____ Provided text
Purpose of the Study:

  • To determine if satisfactory reproducibility of in vivo FCT measurements using OCT can be achieved between independent observers.
  • To investigate methods for improving interobserver agreement in OCT-derived FCT measurements.

Main Methods:

  • Two independent observers analyzed 170 OCT pullbacks for FCT measurement reproducibility using intraclass correlation coefficient (ICC).
  • Sources of variability were identified and used to develop standardized lesion assessment criteria.
  • Reanalysis with developed criteria and assessment by a third observer evaluated improved reproducibility.
  • Maximal lipid arc assessment was also performed before and after criteria development.

Main Results:

  • Initial interobserver ICC for FCT was 0.56, indicating poor agreement.
  • High variability was attributed to poor definition of the fibrous cap border and neointimal macrophages/calcification.
  • After developing criteria, FCT measurement ICC improved to 0.88.
  • ICC for maximal lipid arc improved from 0.76 to 0.82.
  • A third observer achieved ICCs of 0.82 and 0.90 with the initial observers after coaching.

Conclusions:

  • Standardized interpretation algorithms and careful consideration of OCT features/artifacts significantly enhance interobserver agreement for FCT measurements.
  • Development of interpretation criteria can partially resolve interobserver variation in OCT-derived FCT assessment.
  • Improved reproducibility supports the clinical utility of OCT for vulnerable plaque characterization.
________
____ Record set
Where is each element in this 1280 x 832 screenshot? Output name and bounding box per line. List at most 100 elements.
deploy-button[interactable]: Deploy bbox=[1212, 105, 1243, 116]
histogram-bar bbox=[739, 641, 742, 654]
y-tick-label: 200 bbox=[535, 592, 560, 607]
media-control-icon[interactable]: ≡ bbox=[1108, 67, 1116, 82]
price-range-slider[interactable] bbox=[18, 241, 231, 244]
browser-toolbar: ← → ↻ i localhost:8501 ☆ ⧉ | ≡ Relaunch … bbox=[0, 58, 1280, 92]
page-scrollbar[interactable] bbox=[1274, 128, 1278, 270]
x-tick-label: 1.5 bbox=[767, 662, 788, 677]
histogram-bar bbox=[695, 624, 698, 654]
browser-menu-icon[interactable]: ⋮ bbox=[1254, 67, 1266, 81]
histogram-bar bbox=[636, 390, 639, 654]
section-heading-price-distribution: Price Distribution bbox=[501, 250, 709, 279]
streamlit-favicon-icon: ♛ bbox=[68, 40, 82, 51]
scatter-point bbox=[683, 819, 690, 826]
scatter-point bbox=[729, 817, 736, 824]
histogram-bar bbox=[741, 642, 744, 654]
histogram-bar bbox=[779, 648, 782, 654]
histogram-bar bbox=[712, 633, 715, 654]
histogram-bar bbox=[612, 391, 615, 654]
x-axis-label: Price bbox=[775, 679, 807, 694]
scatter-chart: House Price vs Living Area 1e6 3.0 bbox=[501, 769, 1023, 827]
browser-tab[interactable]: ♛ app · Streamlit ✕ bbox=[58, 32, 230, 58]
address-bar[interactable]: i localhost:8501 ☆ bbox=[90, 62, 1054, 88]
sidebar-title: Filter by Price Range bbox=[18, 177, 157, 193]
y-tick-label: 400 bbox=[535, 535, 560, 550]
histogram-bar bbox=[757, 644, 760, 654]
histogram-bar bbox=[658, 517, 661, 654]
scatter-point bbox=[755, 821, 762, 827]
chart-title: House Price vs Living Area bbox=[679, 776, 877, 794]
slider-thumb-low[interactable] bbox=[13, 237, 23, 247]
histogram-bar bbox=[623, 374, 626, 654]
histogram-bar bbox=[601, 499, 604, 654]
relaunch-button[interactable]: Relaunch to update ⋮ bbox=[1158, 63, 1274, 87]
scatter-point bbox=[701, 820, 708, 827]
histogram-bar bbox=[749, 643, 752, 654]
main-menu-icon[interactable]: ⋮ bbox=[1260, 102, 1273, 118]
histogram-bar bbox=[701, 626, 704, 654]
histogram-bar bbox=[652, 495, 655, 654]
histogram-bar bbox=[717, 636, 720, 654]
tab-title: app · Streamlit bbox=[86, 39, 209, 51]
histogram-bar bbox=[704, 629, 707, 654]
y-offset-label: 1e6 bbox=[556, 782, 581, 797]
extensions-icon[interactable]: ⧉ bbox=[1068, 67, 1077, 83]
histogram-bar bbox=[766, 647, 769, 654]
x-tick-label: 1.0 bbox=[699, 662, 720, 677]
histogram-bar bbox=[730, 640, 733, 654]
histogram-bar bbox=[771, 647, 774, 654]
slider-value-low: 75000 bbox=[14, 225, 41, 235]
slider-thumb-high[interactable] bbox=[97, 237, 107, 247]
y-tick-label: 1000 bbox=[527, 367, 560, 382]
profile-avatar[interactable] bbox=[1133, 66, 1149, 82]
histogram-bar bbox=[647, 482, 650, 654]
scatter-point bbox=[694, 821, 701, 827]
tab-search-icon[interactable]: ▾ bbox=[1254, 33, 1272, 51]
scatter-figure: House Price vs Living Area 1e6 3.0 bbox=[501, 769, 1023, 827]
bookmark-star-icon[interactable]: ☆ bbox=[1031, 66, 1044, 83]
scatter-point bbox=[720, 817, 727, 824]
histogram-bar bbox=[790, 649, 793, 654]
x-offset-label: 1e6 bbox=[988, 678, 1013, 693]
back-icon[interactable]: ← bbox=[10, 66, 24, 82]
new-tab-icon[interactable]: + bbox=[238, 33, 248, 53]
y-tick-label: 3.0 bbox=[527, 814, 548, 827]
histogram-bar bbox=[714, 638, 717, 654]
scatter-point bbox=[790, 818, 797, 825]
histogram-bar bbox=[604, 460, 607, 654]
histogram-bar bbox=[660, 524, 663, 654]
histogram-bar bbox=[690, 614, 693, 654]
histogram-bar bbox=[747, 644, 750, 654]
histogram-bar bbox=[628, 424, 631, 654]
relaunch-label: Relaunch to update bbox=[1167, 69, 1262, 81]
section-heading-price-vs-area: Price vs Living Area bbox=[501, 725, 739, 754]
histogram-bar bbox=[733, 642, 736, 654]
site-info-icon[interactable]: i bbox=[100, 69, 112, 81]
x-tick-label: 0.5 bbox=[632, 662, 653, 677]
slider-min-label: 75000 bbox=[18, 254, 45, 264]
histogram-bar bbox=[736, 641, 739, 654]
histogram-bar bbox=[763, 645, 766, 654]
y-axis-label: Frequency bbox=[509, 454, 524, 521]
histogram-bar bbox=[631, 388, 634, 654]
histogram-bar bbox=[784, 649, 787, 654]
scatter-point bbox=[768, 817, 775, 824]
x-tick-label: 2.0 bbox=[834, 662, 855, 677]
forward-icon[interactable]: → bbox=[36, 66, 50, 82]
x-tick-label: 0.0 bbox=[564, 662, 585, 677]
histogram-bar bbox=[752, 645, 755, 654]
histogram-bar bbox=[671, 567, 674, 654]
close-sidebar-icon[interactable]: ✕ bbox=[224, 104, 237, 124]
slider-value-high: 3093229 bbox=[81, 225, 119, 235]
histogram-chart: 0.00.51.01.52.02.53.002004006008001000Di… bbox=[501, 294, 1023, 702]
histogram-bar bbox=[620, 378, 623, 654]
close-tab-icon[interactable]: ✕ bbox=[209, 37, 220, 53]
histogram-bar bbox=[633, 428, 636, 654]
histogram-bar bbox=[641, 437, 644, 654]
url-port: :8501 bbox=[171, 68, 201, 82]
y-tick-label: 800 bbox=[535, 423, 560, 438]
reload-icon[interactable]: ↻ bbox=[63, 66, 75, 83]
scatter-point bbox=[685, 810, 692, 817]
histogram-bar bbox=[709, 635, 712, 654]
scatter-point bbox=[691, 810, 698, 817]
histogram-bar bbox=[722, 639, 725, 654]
________
Things to do:
1 > According to the study summary, how many OCT pullbacks did the two independent observers analyze?
2 > From the study summary, return the stretch from "Purpose of the" through "correlation coefficient (ICC).", copied word for word.

Answers given:
1 > 170 OCT pullbacks

2 >
Purpose of the Study:

  • To determine if satisfactory reproducibility of in vivo FCT measurements using OCT can be achieved between independent observers.
  • To investigate methods for improving interobserver agreement in OCT-derived FCT measurements.

Main Methods:

  • Two independent observers analyzed 170 OCT pullbacks for FCT measurement reproducibility using intraclass correlation coefficient (ICC).